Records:

+++

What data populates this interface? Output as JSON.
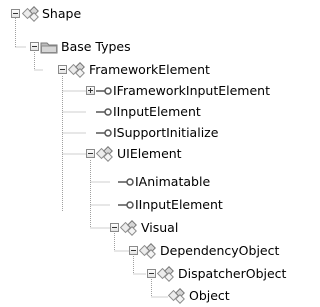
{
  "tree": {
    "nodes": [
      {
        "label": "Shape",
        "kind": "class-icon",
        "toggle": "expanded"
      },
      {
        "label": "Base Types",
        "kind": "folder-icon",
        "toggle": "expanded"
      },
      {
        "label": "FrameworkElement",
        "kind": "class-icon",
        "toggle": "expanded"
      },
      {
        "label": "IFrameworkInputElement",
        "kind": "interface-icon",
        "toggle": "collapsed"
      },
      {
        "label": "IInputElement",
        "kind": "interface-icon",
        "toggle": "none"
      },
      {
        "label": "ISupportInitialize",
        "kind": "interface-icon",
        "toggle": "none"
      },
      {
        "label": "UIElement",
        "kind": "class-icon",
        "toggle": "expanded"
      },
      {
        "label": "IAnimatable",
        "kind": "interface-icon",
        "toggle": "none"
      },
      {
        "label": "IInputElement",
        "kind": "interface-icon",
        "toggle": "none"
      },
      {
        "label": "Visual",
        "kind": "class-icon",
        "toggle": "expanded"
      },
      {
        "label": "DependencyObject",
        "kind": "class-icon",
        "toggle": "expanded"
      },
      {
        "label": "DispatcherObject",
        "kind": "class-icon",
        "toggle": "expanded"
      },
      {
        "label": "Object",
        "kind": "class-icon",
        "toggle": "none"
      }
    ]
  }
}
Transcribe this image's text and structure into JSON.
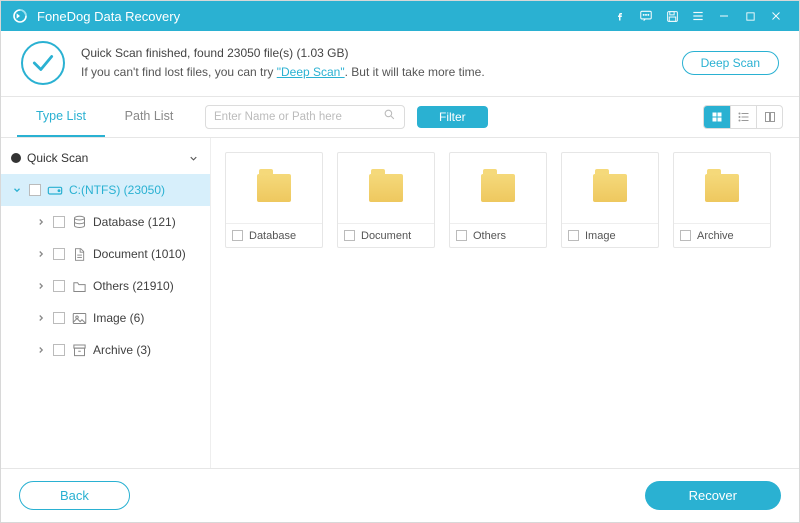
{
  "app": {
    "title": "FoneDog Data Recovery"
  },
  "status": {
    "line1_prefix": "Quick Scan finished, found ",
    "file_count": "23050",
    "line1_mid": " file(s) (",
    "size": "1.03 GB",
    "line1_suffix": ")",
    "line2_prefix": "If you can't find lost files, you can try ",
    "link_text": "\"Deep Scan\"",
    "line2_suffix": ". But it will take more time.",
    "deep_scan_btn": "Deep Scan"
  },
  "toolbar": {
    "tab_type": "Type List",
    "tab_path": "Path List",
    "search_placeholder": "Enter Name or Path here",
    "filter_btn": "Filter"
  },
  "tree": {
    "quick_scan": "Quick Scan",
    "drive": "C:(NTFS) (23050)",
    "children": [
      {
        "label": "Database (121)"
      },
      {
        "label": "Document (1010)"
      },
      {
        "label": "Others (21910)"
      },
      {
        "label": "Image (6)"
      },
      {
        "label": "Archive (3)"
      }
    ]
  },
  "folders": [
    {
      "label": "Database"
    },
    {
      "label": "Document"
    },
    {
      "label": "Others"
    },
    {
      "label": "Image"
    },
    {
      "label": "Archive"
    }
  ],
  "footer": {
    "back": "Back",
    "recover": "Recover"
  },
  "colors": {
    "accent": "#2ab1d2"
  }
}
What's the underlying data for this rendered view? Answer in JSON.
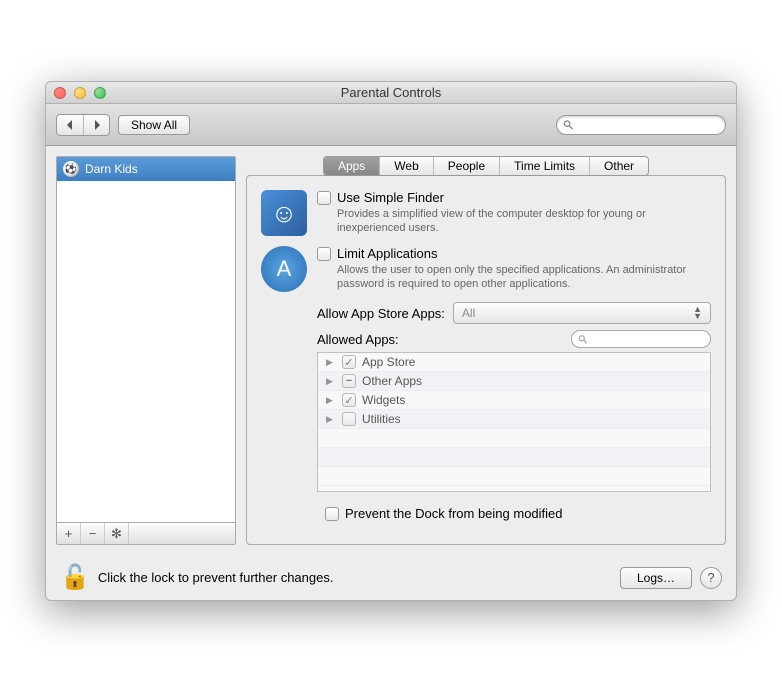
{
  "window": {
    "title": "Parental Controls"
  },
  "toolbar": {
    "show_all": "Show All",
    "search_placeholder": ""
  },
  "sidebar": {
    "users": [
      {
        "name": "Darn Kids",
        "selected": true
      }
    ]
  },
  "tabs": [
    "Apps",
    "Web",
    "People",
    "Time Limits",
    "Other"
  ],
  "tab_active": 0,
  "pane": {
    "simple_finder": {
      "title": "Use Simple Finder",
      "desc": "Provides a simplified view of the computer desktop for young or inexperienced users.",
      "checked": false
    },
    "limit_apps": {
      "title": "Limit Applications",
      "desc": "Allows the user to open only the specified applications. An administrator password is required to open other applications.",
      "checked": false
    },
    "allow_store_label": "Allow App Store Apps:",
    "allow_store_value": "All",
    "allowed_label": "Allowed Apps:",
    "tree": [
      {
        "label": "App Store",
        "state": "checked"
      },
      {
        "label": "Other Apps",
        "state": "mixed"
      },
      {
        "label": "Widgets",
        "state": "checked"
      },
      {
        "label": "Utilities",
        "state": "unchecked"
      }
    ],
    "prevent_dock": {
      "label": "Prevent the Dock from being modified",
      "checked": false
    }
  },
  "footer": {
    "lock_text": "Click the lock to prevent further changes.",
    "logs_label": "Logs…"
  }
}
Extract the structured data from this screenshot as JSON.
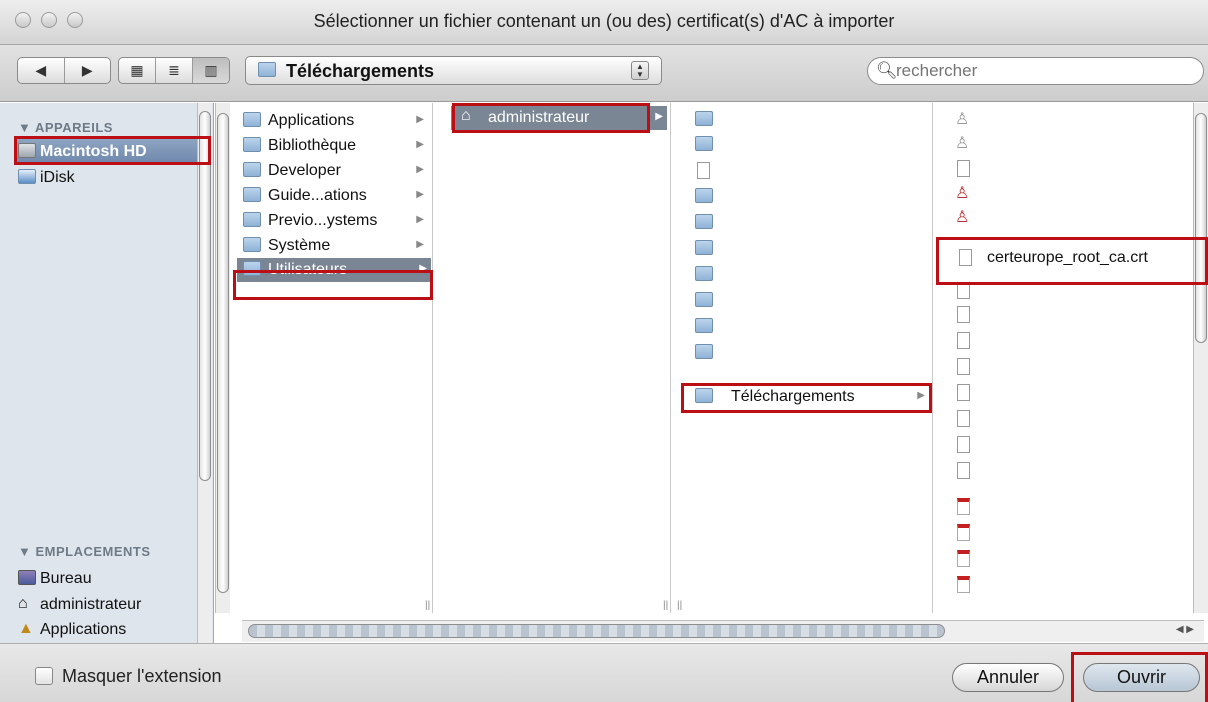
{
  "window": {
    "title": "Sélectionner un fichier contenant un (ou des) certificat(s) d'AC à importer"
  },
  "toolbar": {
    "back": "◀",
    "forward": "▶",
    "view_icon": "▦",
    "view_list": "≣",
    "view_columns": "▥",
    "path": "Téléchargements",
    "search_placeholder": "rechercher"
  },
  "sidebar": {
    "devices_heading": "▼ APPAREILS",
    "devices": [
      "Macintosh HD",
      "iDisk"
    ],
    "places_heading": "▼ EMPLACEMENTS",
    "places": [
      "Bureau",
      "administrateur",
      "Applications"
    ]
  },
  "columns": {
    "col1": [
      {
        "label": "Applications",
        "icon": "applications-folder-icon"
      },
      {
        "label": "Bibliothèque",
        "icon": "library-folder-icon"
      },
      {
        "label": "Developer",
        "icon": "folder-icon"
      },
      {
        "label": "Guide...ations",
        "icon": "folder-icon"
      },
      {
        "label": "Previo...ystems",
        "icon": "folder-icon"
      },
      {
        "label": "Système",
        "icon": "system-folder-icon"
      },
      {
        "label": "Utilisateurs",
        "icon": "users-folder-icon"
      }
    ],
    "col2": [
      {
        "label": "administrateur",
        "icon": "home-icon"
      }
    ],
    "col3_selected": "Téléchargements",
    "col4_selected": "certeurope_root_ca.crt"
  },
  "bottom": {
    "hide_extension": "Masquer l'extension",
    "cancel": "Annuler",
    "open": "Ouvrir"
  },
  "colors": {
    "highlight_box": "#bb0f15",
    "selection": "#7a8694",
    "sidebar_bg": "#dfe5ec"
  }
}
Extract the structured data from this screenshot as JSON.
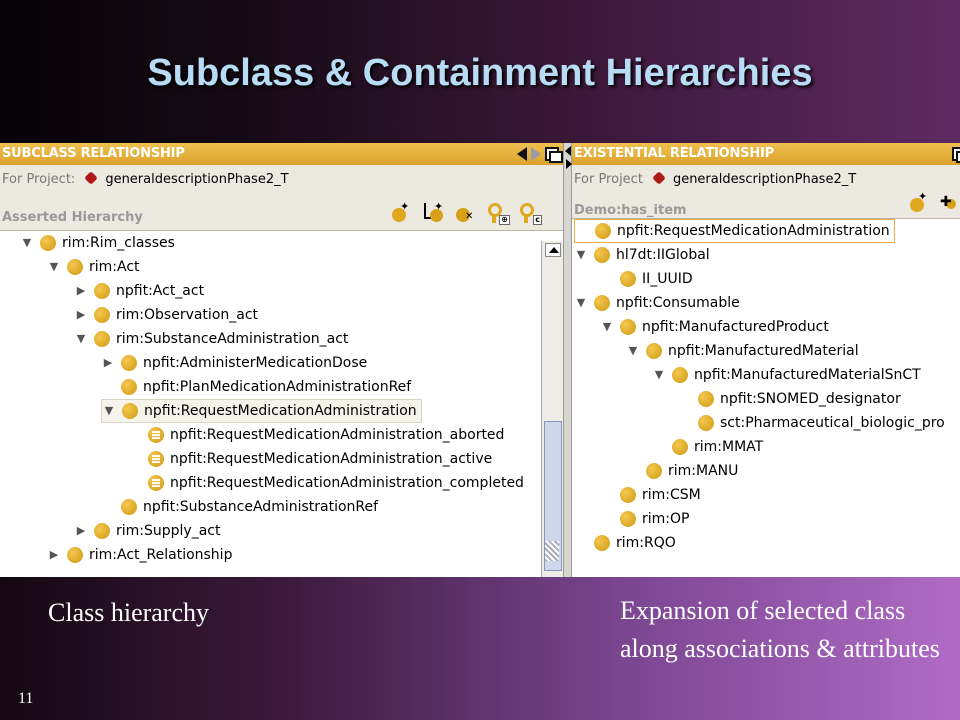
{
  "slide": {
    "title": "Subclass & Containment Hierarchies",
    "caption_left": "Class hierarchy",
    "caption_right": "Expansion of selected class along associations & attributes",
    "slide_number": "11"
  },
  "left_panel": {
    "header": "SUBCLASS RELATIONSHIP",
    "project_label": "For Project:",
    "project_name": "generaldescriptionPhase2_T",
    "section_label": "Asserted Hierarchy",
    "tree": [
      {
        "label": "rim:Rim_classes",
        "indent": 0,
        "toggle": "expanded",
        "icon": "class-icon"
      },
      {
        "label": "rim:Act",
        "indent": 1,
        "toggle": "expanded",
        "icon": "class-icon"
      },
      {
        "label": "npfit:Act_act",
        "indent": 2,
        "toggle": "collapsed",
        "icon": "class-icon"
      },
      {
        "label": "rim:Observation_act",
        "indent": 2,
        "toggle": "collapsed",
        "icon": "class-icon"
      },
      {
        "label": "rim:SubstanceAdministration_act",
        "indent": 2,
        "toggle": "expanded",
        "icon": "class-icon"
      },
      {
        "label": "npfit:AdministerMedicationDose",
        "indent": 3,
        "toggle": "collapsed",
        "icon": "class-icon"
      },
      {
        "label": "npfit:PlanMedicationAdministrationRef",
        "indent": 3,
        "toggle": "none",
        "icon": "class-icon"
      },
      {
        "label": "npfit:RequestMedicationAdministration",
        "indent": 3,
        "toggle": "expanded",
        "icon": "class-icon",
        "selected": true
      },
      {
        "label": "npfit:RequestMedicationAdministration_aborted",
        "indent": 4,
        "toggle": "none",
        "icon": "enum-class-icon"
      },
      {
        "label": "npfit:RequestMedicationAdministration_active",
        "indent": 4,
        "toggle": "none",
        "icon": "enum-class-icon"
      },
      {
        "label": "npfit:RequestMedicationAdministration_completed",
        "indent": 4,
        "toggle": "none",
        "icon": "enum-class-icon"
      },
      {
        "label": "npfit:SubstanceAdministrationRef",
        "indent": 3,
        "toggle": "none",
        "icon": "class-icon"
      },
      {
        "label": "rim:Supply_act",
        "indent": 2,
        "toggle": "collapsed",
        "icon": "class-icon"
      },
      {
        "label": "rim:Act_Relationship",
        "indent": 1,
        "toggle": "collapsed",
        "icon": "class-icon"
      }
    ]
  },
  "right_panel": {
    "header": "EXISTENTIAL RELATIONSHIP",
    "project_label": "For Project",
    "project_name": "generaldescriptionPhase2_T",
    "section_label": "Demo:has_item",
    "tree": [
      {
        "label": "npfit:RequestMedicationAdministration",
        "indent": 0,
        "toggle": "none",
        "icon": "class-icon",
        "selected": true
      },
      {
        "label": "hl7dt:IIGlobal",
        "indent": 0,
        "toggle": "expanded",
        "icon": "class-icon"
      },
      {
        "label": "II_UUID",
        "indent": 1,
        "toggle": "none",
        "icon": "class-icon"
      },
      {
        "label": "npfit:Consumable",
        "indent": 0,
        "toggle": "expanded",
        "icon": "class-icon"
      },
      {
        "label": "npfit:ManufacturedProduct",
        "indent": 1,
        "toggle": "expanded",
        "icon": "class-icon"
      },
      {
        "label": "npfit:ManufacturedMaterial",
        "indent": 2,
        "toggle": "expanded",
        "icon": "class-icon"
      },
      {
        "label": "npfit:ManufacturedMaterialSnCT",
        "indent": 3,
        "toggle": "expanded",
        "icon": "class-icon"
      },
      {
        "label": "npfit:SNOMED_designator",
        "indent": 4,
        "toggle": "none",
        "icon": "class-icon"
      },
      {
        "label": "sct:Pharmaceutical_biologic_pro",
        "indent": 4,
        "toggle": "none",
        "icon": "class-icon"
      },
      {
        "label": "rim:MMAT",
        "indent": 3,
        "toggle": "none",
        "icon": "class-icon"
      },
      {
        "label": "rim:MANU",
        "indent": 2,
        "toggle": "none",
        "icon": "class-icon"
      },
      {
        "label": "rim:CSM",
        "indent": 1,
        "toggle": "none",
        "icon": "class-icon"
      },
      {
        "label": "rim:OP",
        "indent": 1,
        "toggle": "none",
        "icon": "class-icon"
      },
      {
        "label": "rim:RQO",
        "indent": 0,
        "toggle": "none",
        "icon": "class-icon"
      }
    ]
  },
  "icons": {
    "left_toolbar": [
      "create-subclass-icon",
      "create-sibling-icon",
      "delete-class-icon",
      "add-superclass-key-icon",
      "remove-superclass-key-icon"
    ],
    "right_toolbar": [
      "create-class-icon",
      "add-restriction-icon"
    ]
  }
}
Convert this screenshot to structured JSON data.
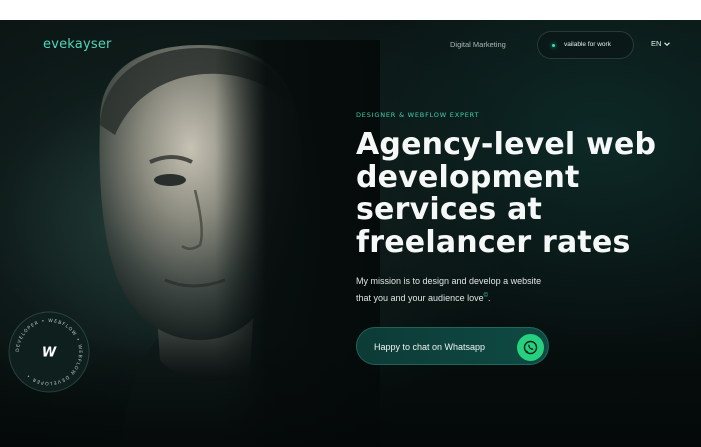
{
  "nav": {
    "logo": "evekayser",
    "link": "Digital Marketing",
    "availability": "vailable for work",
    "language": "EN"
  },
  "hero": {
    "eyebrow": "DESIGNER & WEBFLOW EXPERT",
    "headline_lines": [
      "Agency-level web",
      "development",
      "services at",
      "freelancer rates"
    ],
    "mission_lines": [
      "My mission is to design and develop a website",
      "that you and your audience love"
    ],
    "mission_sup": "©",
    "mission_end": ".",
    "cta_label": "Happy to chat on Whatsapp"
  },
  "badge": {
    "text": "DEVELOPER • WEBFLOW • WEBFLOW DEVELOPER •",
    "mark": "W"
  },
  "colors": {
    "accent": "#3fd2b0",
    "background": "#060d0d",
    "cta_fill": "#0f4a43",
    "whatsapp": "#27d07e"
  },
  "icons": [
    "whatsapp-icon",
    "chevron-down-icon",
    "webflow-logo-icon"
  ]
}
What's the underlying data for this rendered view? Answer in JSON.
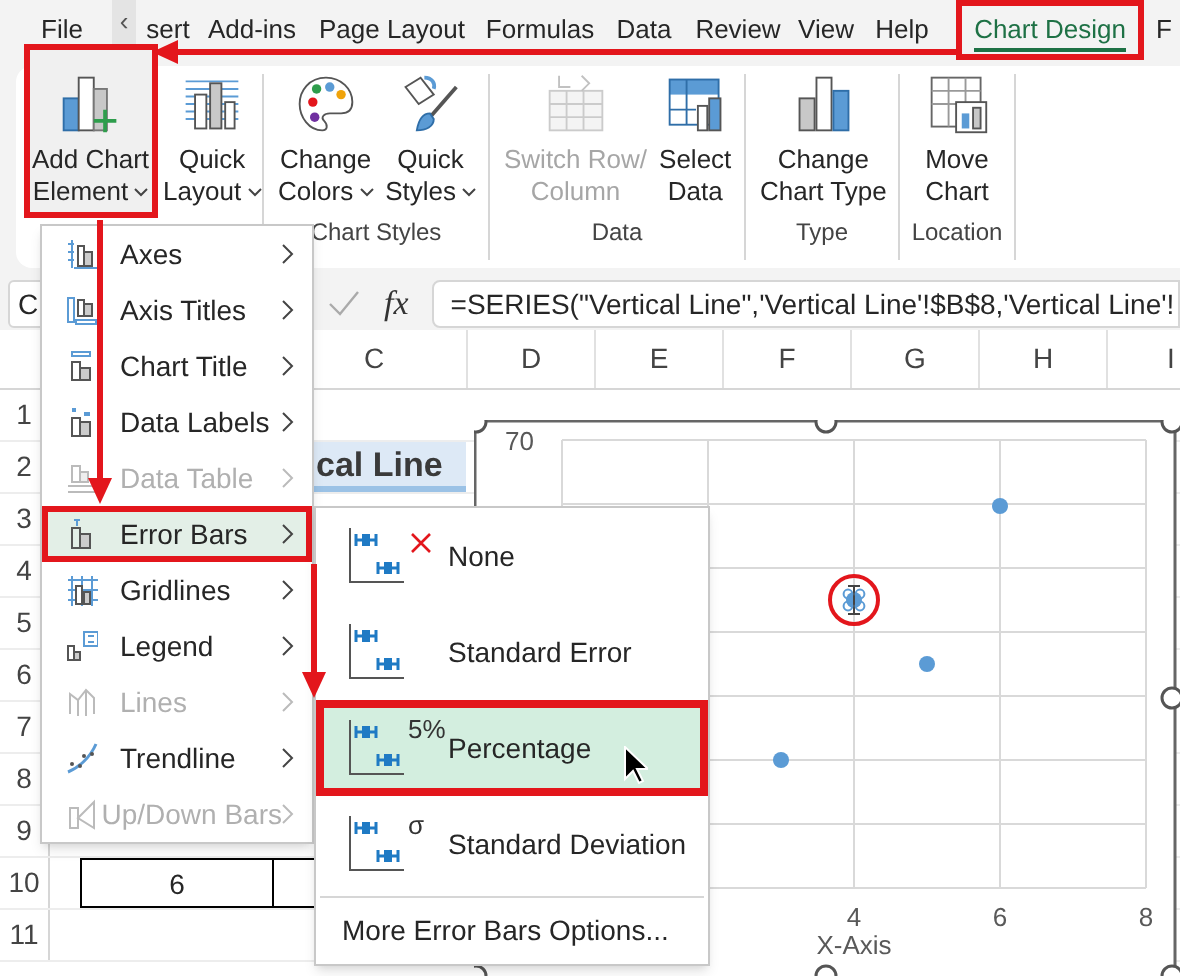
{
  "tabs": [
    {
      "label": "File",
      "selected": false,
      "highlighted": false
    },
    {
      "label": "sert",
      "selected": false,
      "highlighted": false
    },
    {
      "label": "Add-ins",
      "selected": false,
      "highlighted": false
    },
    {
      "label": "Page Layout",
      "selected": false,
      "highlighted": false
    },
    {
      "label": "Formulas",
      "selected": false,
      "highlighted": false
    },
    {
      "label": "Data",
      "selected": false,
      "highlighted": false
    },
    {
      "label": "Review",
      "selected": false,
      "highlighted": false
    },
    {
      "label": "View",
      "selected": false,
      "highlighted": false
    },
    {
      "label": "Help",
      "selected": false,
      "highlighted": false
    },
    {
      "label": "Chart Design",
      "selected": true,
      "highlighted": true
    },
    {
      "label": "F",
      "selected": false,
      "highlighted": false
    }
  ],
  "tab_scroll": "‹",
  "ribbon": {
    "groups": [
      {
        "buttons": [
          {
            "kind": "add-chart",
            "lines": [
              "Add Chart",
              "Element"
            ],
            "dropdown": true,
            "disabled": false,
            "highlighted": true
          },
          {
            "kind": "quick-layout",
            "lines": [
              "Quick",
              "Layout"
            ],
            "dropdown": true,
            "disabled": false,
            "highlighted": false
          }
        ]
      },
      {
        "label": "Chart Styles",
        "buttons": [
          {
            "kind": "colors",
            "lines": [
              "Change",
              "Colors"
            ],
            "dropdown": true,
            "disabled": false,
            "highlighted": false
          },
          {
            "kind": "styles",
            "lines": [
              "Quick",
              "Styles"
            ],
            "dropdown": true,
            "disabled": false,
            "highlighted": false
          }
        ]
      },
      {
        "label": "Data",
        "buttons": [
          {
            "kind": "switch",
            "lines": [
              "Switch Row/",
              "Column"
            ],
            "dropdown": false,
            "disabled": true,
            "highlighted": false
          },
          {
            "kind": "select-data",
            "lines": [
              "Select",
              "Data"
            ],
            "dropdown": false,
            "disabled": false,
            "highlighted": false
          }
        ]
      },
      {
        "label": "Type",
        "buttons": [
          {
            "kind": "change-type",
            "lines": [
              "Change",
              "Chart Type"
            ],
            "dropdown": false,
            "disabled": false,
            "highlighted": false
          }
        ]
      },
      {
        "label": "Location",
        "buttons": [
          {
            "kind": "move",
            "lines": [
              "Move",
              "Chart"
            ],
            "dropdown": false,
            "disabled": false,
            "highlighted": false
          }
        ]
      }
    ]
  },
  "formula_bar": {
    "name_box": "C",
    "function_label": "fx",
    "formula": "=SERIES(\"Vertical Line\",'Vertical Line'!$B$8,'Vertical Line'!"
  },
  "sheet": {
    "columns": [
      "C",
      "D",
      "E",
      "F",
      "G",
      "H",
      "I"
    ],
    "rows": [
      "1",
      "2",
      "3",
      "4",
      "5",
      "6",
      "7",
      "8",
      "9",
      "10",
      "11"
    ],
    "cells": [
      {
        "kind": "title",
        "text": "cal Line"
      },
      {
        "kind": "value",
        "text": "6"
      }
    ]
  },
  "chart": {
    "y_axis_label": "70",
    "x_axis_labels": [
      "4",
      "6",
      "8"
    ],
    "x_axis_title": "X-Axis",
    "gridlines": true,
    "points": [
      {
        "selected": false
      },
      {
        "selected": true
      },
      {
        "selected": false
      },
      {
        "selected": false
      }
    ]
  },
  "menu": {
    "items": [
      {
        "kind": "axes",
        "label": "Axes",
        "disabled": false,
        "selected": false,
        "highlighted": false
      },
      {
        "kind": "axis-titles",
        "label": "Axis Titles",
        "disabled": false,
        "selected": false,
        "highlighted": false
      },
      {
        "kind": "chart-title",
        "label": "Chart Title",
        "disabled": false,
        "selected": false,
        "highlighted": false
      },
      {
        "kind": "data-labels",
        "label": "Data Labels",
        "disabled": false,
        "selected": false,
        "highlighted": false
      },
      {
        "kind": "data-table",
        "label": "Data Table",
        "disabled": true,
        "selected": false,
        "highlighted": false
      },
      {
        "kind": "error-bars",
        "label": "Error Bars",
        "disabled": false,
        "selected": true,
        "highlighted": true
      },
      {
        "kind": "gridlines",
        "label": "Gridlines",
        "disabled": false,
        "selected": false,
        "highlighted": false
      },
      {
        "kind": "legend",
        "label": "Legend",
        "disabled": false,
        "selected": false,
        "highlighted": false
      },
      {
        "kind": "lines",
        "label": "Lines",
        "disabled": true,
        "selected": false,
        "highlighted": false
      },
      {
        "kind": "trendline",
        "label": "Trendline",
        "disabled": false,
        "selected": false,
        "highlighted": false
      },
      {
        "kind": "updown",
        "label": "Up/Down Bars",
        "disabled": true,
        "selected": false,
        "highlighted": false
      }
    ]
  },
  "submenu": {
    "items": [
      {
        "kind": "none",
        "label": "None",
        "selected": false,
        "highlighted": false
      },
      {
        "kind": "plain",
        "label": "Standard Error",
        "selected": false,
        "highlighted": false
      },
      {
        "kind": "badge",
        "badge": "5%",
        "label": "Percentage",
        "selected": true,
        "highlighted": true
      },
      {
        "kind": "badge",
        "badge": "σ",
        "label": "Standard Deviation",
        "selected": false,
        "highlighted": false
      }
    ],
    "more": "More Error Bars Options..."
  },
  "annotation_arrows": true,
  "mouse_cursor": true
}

+++

:: What you have to do ::
Pick out and copy every line that contains the word "users".

:: Finished exercise ::
    "users": [
      "desc": "Provides a simplified view of the computer desktop for young or inexperienced users.",
        "icon": "users-folder-icon"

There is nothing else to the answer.